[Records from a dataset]
######
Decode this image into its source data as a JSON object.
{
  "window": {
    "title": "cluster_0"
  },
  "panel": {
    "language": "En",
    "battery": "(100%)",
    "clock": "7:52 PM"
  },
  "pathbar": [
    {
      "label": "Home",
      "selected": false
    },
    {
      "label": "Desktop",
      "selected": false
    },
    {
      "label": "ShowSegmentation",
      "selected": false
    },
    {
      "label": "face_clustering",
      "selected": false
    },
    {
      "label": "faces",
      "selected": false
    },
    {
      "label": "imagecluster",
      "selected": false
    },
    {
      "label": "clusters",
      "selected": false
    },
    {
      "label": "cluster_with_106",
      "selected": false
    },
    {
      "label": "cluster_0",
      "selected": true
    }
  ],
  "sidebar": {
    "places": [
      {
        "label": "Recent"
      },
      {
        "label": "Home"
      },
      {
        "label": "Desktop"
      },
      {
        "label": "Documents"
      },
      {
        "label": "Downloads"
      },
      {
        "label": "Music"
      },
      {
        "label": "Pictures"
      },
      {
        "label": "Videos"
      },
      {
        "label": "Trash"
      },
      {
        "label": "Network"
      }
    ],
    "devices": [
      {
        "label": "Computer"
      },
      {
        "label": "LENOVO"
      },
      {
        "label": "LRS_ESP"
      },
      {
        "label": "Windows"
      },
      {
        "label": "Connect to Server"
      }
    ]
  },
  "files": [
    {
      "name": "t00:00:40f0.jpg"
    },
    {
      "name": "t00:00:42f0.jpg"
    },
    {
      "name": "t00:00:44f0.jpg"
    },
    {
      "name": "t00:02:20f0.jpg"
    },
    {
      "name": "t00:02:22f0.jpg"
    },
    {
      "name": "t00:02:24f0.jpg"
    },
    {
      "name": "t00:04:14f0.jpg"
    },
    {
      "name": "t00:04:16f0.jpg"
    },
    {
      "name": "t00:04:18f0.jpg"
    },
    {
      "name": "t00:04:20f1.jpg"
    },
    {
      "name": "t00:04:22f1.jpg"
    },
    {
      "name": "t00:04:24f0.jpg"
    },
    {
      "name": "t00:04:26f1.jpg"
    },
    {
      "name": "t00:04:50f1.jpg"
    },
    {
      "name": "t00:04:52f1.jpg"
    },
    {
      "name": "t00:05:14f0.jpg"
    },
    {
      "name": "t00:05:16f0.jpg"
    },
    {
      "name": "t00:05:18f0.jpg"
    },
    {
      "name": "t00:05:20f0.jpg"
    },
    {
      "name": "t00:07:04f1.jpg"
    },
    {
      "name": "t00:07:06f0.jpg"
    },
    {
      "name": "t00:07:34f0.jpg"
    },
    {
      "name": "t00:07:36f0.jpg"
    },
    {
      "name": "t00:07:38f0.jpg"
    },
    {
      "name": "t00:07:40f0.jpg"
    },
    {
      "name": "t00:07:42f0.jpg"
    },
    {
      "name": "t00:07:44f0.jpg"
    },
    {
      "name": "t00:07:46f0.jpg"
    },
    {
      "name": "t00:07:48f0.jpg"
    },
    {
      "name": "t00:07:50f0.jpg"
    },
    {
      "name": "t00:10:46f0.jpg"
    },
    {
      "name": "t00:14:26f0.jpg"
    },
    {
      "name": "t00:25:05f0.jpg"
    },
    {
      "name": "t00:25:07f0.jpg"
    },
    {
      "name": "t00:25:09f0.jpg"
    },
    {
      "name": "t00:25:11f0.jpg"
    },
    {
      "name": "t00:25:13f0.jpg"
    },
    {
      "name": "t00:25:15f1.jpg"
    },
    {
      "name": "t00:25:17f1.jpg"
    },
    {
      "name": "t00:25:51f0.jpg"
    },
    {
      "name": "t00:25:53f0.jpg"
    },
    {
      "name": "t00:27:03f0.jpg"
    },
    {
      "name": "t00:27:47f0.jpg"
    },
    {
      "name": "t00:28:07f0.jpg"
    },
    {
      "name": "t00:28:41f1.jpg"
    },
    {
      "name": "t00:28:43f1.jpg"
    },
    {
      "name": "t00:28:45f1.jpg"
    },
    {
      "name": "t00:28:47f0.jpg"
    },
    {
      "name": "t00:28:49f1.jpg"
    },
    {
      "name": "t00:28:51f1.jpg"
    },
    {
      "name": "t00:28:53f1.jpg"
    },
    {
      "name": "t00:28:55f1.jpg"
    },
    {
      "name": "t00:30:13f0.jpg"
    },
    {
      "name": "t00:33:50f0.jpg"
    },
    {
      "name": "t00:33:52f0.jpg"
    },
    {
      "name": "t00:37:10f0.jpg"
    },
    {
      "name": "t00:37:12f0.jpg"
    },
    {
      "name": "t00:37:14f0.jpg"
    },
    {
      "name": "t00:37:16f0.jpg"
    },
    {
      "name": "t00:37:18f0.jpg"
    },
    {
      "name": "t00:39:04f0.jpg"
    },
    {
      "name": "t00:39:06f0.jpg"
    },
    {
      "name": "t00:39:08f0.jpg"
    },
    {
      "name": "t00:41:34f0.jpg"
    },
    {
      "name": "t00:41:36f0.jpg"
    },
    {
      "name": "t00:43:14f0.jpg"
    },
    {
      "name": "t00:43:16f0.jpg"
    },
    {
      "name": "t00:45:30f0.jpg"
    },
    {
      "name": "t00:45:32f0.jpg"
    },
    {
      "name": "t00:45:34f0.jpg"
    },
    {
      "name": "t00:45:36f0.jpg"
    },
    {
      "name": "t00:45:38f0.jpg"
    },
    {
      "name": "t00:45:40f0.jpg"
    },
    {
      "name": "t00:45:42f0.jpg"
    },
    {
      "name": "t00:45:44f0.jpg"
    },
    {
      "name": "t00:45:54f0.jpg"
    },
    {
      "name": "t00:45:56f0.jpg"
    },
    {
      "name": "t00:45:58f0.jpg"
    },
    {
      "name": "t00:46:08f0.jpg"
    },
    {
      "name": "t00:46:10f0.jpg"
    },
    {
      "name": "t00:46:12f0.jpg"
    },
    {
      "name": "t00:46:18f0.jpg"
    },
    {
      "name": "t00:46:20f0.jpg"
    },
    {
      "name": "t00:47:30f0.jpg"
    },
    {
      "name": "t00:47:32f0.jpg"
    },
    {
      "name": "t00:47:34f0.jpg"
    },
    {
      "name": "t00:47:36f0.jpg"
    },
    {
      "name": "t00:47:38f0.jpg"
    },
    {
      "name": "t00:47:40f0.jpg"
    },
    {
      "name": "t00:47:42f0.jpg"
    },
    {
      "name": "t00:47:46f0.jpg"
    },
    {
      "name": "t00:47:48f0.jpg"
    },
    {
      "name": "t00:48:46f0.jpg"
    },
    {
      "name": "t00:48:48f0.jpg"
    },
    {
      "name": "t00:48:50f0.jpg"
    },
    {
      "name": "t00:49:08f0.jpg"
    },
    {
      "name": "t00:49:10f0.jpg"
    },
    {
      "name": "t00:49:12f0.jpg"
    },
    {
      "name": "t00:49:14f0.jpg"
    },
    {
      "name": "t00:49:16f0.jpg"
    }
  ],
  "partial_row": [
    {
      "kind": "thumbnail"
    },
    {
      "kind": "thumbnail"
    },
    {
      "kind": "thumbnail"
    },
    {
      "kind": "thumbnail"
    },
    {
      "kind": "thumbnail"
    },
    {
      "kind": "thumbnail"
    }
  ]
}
######
* _PROMPT_
Each record above should be returned exactly as it appears.

* _CORRECT OUTPUT_
Decode this image into its source data as a JSON object.
{
  "window": {
    "title": "cluster_0"
  },
  "panel": {
    "language": "En",
    "battery": "(100%)",
    "clock": "7:52 PM"
  },
  "pathbar": [
    {
      "label": "Home",
      "selected": false
    },
    {
      "label": "Desktop",
      "selected": false
    },
    {
      "label": "ShowSegmentation",
      "selected": false
    },
    {
      "label": "face_clustering",
      "selected": false
    },
    {
      "label": "faces",
      "selected": false
    },
    {
      "label": "imagecluster",
      "selected": false
    },
    {
      "label": "clusters",
      "selected": false
    },
    {
      "label": "cluster_with_106",
      "selected": false
    },
    {
      "label": "cluster_0",
      "selected": true
    }
  ],
  "sidebar": {
    "places": [
      {
        "label": "Recent"
      },
      {
        "label": "Home"
      },
      {
        "label": "Desktop"
      },
      {
        "label": "Documents"
      },
      {
        "label": "Downloads"
      },
      {
        "label": "Music"
      },
      {
        "label": "Pictures"
      },
      {
        "label": "Videos"
      },
      {
        "label": "Trash"
      },
      {
        "label": "Network"
      }
    ],
    "devices": [
      {
        "label": "Computer"
      },
      {
        "label": "LENOVO"
      },
      {
        "label": "LRS_ESP"
      },
      {
        "label": "Windows"
      },
      {
        "label": "Connect to Server"
      }
    ]
  },
  "files": [
    {
      "name": "t00:00:40f0.jpg"
    },
    {
      "name": "t00:00:42f0.jpg"
    },
    {
      "name": "t00:00:44f0.jpg"
    },
    {
      "name": "t00:02:20f0.jpg"
    },
    {
      "name": "t00:02:22f0.jpg"
    },
    {
      "name": "t00:02:24f0.jpg"
    },
    {
      "name": "t00:04:14f0.jpg"
    },
    {
      "name": "t00:04:16f0.jpg"
    },
    {
      "name": "t00:04:18f0.jpg"
    },
    {
      "name": "t00:04:20f1.jpg"
    },
    {
      "name": "t00:04:22f1.jpg"
    },
    {
      "name": "t00:04:24f0.jpg"
    },
    {
      "name": "t00:04:26f1.jpg"
    },
    {
      "name": "t00:04:50f1.jpg"
    },
    {
      "name": "t00:04:52f1.jpg"
    },
    {
      "name": "t00:05:14f0.jpg"
    },
    {
      "name": "t00:05:16f0.jpg"
    },
    {
      "name": "t00:05:18f0.jpg"
    },
    {
      "name": "t00:05:20f0.jpg"
    },
    {
      "name": "t00:07:04f1.jpg"
    },
    {
      "name": "t00:07:06f0.jpg"
    },
    {
      "name": "t00:07:34f0.jpg"
    },
    {
      "name": "t00:07:36f0.jpg"
    },
    {
      "name": "t00:07:38f0.jpg"
    },
    {
      "name": "t00:07:40f0.jpg"
    },
    {
      "name": "t00:07:42f0.jpg"
    },
    {
      "name": "t00:07:44f0.jpg"
    },
    {
      "name": "t00:07:46f0.jpg"
    },
    {
      "name": "t00:07:48f0.jpg"
    },
    {
      "name": "t00:07:50f0.jpg"
    },
    {
      "name": "t00:10:46f0.jpg"
    },
    {
      "name": "t00:14:26f0.jpg"
    },
    {
      "name": "t00:25:05f0.jpg"
    },
    {
      "name": "t00:25:07f0.jpg"
    },
    {
      "name": "t00:25:09f0.jpg"
    },
    {
      "name": "t00:25:11f0.jpg"
    },
    {
      "name": "t00:25:13f0.jpg"
    },
    {
      "name": "t00:25:15f1.jpg"
    },
    {
      "name": "t00:25:17f1.jpg"
    },
    {
      "name": "t00:25:51f0.jpg"
    },
    {
      "name": "t00:25:53f0.jpg"
    },
    {
      "name": "t00:27:03f0.jpg"
    },
    {
      "name": "t00:27:47f0.jpg"
    },
    {
      "name": "t00:28:07f0.jpg"
    },
    {
      "name": "t00:28:41f1.jpg"
    },
    {
      "name": "t00:28:43f1.jpg"
    },
    {
      "name": "t00:28:45f1.jpg"
    },
    {
      "name": "t00:28:47f0.jpg"
    },
    {
      "name": "t00:28:49f1.jpg"
    },
    {
      "name": "t00:28:51f1.jpg"
    },
    {
      "name": "t00:28:53f1.jpg"
    },
    {
      "name": "t00:28:55f1.jpg"
    },
    {
      "name": "t00:30:13f0.jpg"
    },
    {
      "name": "t00:33:50f0.jpg"
    },
    {
      "name": "t00:33:52f0.jpg"
    },
    {
      "name": "t00:37:10f0.jpg"
    },
    {
      "name": "t00:37:12f0.jpg"
    },
    {
      "name": "t00:37:14f0.jpg"
    },
    {
      "name": "t00:37:16f0.jpg"
    },
    {
      "name": "t00:37:18f0.jpg"
    },
    {
      "name": "t00:39:04f0.jpg"
    },
    {
      "name": "t00:39:06f0.jpg"
    },
    {
      "name": "t00:39:08f0.jpg"
    },
    {
      "name": "t00:41:34f0.jpg"
    },
    {
      "name": "t00:41:36f0.jpg"
    },
    {
      "name": "t00:43:14f0.jpg"
    },
    {
      "name": "t00:43:16f0.jpg"
    },
    {
      "name": "t00:45:30f0.jpg"
    },
    {
      "name": "t00:45:32f0.jpg"
    },
    {
      "name": "t00:45:34f0.jpg"
    },
    {
      "name": "t00:45:36f0.jpg"
    },
    {
      "name": "t00:45:38f0.jpg"
    },
    {
      "name": "t00:45:40f0.jpg"
    },
    {
      "name": "t00:45:42f0.jpg"
    },
    {
      "name": "t00:45:44f0.jpg"
    },
    {
      "name": "t00:45:54f0.jpg"
    },
    {
      "name": "t00:45:56f0.jpg"
    },
    {
      "name": "t00:45:58f0.jpg"
    },
    {
      "name": "t00:46:08f0.jpg"
    },
    {
      "name": "t00:46:10f0.jpg"
    },
    {
      "name": "t00:46:12f0.jpg"
    },
    {
      "name": "t00:46:18f0.jpg"
    },
    {
      "name": "t00:46:20f0.jpg"
    },
    {
      "name": "t00:47:30f0.jpg"
    },
    {
      "name": "t00:47:32f0.jpg"
    },
    {
      "name": "t00:47:34f0.jpg"
    },
    {
      "name": "t00:47:36f0.jpg"
    },
    {
      "name": "t00:47:38f0.jpg"
    },
    {
      "name": "t00:47:40f0.jpg"
    },
    {
      "name": "t00:47:42f0.jpg"
    },
    {
      "name": "t00:47:46f0.jpg"
    },
    {
      "name": "t00:47:48f0.jpg"
    },
    {
      "name": "t00:48:46f0.jpg"
    },
    {
      "name": "t00:48:48f0.jpg"
    },
    {
      "name": "t00:48:50f0.jpg"
    },
    {
      "name": "t00:49:08f0.jpg"
    },
    {
      "name": "t00:49:10f0.jpg"
    },
    {
      "name": "t00:49:12f0.jpg"
    },
    {
      "name": "t00:49:14f0.jpg"
    },
    {
      "name": "t00:49:16f0.jpg"
    }
  ],
  "partial_row": [
    {
      "kind": "thumbnail"
    },
    {
      "kind": "thumbnail"
    },
    {
      "kind": "thumbnail"
    },
    {
      "kind": "thumbnail"
    },
    {
      "kind": "thumbnail"
    },
    {
      "kind": "thumbnail"
    }
  ]
}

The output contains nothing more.